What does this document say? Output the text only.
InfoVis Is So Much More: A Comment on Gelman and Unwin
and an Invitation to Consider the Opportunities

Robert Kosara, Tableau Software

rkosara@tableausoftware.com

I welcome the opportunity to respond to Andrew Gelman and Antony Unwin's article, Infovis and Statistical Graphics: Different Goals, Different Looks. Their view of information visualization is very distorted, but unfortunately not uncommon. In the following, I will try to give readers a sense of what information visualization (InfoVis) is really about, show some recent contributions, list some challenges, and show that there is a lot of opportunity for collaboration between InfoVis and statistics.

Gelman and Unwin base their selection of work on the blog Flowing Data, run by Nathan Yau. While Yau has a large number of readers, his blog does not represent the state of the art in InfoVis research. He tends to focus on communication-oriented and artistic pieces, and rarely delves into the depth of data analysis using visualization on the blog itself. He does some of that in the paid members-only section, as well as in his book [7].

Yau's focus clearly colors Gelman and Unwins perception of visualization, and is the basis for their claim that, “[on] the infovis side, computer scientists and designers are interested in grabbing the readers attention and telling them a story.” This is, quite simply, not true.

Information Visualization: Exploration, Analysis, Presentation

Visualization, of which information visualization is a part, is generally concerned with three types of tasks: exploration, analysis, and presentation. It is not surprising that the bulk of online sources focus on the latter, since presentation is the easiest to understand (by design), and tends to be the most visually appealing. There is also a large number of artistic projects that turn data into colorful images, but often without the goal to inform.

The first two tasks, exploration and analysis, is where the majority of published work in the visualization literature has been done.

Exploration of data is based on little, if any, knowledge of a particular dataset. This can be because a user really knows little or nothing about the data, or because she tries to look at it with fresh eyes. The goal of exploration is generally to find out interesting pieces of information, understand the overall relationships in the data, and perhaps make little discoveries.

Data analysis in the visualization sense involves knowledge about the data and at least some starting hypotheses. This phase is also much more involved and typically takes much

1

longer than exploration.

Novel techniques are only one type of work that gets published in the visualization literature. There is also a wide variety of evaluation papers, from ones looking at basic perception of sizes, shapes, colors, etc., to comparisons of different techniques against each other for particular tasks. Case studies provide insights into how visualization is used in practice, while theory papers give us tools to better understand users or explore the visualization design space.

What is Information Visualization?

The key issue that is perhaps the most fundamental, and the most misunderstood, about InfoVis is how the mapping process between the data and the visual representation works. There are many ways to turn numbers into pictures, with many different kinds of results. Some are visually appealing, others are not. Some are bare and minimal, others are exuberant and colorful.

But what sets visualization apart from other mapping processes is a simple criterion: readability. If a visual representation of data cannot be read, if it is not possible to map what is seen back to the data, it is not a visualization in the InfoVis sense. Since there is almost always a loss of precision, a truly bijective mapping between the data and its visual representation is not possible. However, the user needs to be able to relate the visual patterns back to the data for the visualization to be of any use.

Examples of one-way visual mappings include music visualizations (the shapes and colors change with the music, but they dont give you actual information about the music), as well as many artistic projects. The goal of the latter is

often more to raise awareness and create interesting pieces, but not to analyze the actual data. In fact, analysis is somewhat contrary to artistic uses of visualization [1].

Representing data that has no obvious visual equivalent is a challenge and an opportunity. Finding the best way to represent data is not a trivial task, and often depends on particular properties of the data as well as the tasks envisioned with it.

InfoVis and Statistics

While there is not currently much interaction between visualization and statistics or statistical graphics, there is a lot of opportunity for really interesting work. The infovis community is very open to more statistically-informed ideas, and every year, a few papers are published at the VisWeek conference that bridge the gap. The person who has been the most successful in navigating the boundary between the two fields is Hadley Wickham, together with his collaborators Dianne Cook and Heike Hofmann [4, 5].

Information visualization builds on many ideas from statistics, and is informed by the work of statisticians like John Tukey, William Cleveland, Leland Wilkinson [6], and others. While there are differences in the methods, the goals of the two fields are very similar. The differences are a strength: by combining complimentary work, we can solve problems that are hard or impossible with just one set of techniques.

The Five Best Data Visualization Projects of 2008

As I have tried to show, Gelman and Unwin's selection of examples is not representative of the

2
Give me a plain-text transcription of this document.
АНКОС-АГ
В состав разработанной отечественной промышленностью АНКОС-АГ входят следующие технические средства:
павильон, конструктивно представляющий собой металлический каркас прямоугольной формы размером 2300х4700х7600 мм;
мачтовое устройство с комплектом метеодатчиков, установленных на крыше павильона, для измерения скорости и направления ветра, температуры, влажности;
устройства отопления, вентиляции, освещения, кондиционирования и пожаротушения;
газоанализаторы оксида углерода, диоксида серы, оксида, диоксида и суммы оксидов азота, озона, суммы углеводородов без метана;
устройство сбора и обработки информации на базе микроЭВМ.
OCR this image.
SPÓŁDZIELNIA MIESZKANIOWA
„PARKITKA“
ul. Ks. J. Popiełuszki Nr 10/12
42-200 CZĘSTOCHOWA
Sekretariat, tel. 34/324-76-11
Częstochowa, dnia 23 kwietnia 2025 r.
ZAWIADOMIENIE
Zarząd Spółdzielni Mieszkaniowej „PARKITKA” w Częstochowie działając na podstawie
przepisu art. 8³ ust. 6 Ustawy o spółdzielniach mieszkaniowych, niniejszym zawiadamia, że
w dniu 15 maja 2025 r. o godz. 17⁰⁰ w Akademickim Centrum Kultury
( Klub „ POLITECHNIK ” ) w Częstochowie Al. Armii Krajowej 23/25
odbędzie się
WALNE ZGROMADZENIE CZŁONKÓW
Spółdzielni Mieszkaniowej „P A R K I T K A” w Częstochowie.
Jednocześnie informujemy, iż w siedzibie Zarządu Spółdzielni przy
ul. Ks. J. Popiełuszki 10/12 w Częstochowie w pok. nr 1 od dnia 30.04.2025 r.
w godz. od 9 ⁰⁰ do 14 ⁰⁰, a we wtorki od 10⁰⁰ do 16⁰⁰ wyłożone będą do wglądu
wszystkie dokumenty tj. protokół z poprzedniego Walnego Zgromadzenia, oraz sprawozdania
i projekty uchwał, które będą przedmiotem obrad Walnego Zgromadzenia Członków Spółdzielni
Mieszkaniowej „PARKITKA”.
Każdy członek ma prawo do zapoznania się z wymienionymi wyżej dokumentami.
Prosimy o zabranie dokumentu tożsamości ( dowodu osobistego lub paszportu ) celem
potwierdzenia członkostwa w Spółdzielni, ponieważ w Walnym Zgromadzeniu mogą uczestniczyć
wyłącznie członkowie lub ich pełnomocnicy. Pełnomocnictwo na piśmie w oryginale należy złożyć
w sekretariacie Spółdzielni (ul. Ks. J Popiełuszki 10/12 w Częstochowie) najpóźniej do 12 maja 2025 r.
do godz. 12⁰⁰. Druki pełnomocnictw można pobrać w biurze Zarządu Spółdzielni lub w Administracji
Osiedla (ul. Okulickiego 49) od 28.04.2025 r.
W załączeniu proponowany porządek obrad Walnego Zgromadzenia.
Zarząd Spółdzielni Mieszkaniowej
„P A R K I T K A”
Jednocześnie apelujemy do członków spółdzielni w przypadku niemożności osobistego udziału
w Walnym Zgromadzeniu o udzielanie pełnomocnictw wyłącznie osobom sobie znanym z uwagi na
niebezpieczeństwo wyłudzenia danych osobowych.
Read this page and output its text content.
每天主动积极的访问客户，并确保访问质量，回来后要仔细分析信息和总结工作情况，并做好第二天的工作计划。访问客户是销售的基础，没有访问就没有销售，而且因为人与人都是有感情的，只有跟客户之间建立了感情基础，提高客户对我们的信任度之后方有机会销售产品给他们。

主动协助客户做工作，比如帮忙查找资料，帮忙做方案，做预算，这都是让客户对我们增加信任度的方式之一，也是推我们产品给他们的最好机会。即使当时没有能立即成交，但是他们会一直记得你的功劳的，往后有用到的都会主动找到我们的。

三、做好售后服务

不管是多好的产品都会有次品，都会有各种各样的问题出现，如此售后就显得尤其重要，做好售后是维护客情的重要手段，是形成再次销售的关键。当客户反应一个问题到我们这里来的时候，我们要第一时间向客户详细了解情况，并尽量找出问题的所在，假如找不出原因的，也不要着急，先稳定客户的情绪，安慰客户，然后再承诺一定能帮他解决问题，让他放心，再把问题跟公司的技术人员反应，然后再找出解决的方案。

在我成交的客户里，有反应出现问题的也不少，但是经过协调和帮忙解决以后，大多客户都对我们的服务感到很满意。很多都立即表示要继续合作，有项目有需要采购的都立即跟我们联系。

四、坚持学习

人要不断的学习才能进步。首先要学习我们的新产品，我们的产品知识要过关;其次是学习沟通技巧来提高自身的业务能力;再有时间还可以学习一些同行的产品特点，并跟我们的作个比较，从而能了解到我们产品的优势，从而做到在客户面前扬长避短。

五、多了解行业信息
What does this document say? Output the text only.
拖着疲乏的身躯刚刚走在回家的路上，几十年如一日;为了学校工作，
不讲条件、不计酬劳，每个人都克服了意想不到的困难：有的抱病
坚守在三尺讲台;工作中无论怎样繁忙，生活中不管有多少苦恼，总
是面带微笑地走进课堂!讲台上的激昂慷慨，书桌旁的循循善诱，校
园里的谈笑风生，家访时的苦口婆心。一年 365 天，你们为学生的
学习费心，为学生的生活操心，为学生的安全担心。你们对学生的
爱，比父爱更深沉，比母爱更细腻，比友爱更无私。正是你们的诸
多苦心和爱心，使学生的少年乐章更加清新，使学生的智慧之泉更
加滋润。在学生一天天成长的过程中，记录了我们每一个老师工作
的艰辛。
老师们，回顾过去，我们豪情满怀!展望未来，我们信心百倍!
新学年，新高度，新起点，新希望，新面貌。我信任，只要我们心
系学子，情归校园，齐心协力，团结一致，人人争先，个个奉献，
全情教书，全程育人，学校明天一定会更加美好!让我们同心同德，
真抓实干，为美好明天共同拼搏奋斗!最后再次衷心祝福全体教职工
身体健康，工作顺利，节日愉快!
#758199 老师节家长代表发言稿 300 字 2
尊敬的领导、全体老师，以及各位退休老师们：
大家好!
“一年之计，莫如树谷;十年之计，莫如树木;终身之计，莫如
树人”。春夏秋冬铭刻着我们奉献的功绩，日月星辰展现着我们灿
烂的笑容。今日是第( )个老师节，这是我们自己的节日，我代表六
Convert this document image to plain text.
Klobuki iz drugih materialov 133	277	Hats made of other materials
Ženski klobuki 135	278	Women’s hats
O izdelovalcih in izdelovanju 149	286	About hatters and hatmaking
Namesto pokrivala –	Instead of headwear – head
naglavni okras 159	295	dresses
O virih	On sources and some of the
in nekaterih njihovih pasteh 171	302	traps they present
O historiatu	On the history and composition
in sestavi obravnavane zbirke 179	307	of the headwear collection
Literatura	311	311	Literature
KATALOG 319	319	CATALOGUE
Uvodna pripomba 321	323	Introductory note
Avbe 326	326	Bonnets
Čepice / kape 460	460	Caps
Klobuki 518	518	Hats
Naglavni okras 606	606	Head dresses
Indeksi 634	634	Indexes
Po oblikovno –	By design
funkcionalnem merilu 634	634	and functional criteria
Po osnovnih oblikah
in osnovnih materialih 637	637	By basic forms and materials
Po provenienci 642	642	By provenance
=-=-=
▶ To do
Look through the entries above; copy every line holding the string "document".

▶ Result for this task
What does this document say? Output the text only.
Give me a plain-text transcription of this document.
What does this document say? Output the text only.
Convert this document image to plain text.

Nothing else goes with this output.